*Objective*.
Search the data for the word "JSON" and copy every line that contains it.

*Dataset content*.
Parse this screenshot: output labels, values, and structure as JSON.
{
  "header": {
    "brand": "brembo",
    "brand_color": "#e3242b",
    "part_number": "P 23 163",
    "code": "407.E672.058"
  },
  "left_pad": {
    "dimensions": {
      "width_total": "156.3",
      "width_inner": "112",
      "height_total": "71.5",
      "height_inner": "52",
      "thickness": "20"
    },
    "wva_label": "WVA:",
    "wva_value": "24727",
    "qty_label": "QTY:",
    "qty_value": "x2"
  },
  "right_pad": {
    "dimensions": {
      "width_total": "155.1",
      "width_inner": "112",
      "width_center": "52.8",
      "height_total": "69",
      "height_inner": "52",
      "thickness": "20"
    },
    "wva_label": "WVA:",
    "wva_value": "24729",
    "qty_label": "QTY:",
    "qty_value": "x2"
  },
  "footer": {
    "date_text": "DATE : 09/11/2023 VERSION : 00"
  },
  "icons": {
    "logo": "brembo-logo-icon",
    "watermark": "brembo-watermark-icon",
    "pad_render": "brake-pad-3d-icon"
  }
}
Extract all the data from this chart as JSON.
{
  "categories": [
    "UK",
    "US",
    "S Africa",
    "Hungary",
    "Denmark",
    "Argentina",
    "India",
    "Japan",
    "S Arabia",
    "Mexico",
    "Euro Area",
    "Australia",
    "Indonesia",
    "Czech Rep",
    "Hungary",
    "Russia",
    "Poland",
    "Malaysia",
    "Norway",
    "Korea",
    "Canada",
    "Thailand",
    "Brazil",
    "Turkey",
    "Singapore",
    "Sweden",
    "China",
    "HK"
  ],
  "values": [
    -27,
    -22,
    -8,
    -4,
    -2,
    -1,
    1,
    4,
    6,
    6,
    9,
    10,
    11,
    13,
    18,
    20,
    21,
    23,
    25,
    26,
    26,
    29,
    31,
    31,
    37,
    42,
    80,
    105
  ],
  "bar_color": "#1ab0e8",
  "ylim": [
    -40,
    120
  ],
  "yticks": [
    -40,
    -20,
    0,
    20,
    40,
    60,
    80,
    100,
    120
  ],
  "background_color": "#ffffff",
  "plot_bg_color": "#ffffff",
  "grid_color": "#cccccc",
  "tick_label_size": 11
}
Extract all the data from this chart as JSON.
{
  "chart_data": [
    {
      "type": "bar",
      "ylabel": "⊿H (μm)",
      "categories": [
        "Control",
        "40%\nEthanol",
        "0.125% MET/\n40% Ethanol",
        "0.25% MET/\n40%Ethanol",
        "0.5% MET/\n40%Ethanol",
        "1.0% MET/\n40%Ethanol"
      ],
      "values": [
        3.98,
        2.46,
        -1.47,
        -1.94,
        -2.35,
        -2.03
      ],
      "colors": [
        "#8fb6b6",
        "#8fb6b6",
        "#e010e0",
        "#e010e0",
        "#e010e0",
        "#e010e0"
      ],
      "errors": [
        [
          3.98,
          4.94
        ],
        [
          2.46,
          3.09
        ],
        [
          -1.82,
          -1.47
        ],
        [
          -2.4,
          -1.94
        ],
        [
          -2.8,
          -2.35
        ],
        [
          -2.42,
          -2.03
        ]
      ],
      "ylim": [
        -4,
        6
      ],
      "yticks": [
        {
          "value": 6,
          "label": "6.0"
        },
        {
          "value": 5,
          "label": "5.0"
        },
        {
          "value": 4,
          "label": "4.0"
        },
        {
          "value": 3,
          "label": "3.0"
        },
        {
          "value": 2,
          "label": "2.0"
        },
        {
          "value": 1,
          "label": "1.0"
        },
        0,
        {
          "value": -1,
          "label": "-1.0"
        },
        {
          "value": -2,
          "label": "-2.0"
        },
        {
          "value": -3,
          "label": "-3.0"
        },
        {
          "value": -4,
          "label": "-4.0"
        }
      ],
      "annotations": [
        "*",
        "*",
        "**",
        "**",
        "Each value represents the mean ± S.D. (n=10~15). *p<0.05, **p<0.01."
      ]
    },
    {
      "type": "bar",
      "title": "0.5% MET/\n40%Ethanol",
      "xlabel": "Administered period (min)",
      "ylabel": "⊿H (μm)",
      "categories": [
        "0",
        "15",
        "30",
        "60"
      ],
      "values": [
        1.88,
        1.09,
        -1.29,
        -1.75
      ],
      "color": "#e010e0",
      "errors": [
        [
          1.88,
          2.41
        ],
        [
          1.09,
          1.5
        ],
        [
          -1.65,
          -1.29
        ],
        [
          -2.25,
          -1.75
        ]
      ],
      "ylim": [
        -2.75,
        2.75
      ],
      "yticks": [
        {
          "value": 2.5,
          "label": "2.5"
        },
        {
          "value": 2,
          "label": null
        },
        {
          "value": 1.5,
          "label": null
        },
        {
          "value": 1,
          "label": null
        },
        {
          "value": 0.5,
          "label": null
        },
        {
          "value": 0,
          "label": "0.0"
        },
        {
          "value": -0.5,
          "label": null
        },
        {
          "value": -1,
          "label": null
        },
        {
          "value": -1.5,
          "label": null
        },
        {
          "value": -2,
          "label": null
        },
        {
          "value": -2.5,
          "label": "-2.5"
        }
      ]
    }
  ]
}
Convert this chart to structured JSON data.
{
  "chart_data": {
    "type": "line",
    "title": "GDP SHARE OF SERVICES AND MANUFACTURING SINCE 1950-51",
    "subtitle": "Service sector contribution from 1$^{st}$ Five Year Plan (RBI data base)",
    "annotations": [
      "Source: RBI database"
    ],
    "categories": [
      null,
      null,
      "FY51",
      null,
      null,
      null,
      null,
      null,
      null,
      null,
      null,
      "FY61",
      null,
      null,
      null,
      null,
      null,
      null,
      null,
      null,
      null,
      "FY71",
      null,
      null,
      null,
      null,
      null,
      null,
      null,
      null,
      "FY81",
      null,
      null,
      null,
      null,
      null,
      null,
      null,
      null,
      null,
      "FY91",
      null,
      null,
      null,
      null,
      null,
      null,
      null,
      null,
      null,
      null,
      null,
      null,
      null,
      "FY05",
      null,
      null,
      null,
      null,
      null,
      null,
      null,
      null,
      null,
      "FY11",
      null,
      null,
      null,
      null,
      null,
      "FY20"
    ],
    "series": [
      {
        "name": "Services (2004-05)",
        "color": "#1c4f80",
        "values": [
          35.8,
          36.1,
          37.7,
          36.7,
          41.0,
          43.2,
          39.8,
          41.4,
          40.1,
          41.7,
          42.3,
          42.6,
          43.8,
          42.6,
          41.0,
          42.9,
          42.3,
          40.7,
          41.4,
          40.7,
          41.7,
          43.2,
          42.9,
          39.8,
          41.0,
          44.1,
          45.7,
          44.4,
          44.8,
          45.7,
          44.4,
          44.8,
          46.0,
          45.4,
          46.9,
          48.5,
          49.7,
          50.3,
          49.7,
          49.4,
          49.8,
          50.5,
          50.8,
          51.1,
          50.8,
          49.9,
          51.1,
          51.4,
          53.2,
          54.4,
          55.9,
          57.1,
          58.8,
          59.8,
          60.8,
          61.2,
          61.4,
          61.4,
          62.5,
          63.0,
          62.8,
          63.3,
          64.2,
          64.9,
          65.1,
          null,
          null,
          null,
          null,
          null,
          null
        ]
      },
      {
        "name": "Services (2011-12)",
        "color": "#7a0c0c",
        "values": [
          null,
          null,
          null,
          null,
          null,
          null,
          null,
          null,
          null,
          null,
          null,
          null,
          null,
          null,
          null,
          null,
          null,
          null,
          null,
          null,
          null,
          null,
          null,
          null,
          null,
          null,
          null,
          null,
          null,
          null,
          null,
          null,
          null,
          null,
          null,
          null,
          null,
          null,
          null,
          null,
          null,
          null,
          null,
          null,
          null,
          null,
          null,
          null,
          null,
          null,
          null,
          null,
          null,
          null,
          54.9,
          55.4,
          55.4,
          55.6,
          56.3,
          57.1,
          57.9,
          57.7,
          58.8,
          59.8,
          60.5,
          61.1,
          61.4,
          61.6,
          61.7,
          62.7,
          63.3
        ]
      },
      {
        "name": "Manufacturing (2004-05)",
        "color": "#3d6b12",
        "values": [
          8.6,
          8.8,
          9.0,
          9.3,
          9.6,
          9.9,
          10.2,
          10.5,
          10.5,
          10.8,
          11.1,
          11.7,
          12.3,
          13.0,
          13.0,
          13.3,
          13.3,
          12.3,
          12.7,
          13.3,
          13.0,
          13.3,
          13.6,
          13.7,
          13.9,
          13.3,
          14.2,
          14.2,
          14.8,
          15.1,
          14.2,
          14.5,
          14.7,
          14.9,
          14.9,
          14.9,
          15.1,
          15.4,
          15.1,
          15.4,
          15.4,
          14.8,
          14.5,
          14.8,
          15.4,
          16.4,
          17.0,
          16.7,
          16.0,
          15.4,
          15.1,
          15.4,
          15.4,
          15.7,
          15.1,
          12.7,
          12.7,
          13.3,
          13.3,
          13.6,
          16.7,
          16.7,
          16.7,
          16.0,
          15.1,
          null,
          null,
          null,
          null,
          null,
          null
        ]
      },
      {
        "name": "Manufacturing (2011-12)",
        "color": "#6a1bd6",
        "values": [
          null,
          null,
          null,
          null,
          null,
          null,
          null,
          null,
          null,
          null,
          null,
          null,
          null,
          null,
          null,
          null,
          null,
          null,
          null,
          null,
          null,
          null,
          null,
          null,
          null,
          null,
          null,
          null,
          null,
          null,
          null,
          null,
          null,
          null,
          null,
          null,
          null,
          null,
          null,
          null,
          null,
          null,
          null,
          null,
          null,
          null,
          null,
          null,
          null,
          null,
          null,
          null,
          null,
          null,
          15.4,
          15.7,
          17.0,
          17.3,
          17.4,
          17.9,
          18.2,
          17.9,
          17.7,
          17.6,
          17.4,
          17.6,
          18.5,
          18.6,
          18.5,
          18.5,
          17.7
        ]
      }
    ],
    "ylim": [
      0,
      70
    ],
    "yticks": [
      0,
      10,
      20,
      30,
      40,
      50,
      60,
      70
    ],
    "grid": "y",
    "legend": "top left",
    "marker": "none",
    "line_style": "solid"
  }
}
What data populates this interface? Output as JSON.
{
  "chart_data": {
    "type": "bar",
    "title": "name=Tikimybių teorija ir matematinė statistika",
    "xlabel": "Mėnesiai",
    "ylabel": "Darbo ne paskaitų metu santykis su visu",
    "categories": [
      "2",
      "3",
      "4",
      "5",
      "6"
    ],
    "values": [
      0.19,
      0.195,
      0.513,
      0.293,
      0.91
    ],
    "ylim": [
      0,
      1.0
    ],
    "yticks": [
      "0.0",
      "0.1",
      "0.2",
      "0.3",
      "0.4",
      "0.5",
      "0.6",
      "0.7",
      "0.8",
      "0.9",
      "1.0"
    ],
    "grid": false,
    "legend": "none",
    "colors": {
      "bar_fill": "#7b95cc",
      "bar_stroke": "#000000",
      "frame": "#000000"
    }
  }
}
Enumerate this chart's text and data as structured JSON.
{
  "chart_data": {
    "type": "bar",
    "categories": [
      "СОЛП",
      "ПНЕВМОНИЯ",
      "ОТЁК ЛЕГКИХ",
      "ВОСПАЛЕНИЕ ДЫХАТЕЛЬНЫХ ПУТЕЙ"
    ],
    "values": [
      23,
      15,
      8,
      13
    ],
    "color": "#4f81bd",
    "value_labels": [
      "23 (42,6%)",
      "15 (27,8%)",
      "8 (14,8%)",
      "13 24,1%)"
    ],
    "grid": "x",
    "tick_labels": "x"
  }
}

*Expected answer*.
Parse this screenshot: output labels, values, and structure as JSON.
Extract all the data from this chart as JSON.
Extract all the data from this chart as JSON.
Convert this chart to structured JSON data.
What data populates this interface? Output as JSON.
Enumerate this chart's text and data as structured JSON.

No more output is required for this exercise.